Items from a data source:
>> begin

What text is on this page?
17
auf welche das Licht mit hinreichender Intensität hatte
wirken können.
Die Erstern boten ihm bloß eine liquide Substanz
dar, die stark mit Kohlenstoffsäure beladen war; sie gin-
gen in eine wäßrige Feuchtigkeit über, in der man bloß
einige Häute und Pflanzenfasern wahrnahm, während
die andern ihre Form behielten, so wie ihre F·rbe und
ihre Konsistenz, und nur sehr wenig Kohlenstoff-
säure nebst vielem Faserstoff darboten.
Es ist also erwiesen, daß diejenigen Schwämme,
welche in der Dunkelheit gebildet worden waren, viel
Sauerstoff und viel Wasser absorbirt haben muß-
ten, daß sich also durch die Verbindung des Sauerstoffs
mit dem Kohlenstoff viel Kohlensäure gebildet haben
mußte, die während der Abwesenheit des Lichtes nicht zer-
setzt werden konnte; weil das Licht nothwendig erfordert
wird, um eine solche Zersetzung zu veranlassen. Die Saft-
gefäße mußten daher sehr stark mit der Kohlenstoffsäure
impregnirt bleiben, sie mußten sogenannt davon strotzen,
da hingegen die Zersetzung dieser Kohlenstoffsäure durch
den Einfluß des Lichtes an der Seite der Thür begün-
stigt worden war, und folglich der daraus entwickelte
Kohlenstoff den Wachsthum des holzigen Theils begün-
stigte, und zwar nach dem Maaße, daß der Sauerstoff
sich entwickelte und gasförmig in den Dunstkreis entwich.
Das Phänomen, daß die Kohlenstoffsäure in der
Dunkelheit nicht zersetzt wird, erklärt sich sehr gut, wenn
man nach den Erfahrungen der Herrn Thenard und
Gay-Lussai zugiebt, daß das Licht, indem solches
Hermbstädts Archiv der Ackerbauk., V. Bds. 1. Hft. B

>> end
>> begin

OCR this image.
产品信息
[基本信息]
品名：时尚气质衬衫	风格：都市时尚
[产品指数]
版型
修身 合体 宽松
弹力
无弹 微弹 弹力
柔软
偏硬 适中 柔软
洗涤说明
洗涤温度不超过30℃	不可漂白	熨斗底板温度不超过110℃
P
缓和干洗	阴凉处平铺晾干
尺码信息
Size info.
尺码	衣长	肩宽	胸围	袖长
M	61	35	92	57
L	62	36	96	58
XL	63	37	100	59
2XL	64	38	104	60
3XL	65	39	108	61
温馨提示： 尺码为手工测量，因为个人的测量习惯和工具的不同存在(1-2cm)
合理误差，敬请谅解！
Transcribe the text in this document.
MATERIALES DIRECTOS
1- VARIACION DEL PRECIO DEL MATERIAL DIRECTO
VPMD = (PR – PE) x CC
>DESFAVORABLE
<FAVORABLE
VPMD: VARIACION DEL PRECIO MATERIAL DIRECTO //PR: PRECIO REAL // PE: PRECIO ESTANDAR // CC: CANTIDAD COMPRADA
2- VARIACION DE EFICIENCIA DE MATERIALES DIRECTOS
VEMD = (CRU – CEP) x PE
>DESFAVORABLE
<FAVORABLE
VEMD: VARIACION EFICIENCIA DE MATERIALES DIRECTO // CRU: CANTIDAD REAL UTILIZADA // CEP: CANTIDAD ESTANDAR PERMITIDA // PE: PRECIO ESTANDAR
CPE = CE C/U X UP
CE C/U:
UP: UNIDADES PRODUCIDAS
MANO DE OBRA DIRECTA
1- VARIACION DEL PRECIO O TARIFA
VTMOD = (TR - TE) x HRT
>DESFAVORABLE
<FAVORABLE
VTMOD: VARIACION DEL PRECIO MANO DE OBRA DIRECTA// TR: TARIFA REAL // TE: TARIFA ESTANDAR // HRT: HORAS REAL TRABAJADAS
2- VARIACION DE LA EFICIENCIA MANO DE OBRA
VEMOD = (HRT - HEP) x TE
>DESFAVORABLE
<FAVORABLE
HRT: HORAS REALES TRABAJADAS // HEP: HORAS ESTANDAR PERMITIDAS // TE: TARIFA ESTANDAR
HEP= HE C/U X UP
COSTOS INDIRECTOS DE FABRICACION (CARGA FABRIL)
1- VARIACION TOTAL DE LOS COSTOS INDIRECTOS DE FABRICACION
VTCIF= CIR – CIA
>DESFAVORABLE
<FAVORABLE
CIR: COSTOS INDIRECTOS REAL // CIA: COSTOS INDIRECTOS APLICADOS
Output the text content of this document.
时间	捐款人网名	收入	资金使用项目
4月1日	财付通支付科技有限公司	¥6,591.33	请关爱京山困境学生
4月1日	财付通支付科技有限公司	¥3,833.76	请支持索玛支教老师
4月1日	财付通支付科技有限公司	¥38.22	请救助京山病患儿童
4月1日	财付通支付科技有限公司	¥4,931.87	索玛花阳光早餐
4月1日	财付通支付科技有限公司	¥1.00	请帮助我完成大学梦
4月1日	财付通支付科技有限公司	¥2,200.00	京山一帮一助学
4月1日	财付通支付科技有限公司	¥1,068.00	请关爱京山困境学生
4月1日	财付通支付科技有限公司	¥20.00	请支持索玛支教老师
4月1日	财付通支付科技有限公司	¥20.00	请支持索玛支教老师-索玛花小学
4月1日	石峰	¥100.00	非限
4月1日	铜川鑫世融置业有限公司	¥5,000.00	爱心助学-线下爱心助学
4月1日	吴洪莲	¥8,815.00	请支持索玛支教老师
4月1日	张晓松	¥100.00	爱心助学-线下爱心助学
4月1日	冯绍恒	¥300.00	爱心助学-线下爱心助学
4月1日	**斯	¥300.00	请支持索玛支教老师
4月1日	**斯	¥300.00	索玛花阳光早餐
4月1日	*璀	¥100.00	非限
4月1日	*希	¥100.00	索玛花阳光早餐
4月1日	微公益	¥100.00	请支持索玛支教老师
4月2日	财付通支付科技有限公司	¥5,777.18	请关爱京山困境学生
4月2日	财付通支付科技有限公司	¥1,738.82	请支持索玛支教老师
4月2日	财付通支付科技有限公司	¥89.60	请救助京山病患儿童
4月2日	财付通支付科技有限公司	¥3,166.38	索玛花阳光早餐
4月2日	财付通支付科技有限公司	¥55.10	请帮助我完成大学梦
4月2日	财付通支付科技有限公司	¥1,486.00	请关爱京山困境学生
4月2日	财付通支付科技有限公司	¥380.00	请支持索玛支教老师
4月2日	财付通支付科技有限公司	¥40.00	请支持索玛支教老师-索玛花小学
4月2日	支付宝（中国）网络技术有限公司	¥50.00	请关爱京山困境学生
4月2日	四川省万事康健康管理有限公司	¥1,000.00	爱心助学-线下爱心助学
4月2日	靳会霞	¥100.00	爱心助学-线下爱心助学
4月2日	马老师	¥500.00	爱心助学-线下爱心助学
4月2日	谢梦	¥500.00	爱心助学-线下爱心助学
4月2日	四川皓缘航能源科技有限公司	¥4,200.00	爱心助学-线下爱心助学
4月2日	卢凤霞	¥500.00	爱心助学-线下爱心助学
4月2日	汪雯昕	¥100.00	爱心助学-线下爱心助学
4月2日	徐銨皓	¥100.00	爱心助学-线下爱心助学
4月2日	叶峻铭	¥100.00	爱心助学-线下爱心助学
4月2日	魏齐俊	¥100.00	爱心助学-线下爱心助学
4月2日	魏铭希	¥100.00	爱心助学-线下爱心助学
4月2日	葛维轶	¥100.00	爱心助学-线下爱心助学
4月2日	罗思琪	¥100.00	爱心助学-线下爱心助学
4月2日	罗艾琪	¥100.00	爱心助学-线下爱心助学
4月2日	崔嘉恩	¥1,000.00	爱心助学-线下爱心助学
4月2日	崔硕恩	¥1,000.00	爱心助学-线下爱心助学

>> end
>> begin

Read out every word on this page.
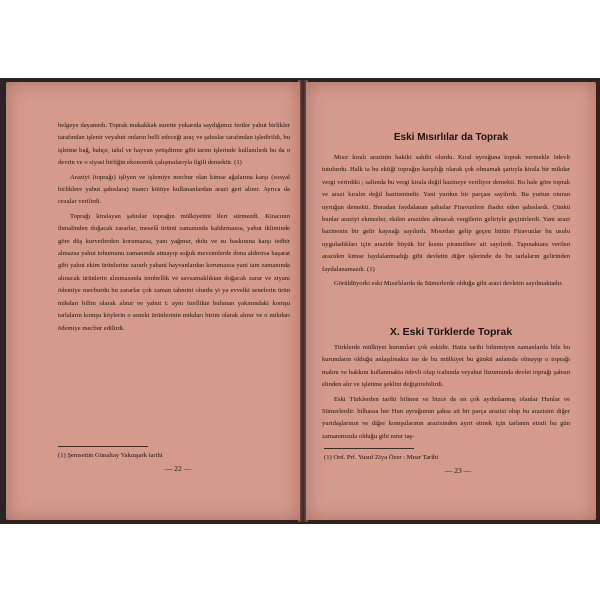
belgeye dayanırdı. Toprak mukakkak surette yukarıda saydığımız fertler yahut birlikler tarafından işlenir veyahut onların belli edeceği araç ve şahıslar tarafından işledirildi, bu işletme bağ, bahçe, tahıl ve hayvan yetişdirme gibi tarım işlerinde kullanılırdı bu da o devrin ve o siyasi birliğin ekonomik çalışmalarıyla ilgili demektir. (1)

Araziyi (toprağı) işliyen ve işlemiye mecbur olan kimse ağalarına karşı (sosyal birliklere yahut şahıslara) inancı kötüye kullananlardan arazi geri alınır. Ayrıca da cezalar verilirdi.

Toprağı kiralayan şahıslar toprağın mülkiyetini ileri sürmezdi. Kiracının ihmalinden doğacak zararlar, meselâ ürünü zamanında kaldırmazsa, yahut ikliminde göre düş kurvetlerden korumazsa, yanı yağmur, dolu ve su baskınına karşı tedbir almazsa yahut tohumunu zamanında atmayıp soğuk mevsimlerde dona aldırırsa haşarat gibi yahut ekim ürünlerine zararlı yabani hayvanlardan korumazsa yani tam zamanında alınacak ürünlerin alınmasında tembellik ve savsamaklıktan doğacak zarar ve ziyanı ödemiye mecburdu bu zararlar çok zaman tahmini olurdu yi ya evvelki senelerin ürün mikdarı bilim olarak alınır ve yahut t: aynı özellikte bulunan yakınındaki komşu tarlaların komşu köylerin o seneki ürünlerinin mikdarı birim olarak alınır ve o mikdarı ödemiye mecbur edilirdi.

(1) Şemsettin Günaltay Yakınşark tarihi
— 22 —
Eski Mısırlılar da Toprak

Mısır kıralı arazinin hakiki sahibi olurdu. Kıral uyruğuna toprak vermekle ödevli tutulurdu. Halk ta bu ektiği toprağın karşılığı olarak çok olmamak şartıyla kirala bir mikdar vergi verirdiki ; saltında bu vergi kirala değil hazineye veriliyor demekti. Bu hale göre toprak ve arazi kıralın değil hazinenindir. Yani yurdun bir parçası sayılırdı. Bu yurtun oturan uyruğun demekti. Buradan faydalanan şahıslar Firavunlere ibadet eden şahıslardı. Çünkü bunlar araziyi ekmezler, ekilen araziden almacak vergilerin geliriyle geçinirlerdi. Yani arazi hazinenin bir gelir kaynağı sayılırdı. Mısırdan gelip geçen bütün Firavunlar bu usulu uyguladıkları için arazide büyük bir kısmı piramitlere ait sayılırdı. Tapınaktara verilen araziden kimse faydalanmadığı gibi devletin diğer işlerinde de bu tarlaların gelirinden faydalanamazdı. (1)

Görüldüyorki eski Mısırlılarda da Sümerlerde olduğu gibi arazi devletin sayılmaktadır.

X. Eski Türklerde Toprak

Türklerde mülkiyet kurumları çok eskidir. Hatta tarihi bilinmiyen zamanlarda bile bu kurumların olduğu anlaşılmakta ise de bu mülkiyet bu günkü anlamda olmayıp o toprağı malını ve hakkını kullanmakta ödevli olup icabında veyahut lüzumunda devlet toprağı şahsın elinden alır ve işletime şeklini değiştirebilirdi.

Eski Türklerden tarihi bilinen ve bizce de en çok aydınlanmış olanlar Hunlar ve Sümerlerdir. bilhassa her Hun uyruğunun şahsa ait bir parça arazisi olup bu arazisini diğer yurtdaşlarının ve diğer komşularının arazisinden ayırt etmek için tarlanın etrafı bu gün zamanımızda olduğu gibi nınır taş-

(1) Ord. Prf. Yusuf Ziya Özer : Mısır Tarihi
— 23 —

>> end

• **Description of the task**
Find the lines with the string "VEMD" and reproduce them.

• **The response**
VEMD = (CRU – CEP) x PE
VEMD: VARIACION EFICIENCIA DE MATERIALES DIRECTO // CRU: CANTIDAD REAL UTILIZADA // CEP: CANTIDAD ESTANDAR PERMITIDA // PE: PRECIO ESTANDAR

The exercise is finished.